[begin Entries]
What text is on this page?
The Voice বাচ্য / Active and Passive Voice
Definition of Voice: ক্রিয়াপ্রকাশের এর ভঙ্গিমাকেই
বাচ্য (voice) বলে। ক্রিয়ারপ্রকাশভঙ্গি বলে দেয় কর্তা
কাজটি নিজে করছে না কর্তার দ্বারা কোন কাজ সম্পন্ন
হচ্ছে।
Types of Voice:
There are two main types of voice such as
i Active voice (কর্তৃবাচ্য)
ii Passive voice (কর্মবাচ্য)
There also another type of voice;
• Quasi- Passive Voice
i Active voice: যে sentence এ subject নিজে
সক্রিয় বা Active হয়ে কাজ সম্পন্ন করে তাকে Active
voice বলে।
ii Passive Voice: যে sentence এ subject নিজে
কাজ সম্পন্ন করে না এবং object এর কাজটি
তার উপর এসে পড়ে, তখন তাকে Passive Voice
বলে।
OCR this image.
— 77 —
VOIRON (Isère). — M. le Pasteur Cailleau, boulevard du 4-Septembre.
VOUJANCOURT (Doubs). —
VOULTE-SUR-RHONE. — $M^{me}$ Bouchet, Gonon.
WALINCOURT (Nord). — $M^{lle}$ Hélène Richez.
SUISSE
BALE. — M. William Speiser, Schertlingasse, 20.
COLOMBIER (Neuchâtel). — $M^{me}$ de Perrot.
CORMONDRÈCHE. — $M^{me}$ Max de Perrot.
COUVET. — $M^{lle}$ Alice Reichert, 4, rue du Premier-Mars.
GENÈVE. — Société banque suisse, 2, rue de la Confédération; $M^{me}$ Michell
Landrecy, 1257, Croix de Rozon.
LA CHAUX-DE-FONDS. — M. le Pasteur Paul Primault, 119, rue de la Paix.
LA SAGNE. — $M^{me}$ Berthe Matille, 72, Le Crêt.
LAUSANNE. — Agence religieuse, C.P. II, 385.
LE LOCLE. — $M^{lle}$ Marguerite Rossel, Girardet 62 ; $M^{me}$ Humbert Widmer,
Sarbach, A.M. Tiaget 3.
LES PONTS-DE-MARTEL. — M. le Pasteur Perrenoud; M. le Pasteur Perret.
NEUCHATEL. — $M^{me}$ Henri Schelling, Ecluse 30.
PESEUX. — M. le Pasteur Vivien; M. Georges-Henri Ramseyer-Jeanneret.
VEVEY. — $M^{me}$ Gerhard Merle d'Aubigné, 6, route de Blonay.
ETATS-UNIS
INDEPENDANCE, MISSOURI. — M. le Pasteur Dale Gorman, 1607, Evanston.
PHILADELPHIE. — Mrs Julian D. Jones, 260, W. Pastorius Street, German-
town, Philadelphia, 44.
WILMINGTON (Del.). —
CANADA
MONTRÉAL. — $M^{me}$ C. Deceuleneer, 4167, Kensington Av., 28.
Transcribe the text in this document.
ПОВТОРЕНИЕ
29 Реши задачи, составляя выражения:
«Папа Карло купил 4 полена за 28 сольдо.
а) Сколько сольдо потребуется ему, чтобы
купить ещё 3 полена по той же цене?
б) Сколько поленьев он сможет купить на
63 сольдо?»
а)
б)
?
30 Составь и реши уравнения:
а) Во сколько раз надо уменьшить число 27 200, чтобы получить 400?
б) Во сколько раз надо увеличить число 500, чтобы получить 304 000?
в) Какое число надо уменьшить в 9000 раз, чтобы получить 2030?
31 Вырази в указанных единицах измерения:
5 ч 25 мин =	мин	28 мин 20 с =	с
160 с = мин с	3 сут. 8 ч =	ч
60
[end Entries]
• [What is needed]
Pull out every line in the material above where "уменьшить" occurs.

• [Solution below]
а) Во сколько раз надо уменьшить число 27 200, чтобы получить 400?
в) Какое число надо уменьшить в 9000 раз, чтобы получить 2030?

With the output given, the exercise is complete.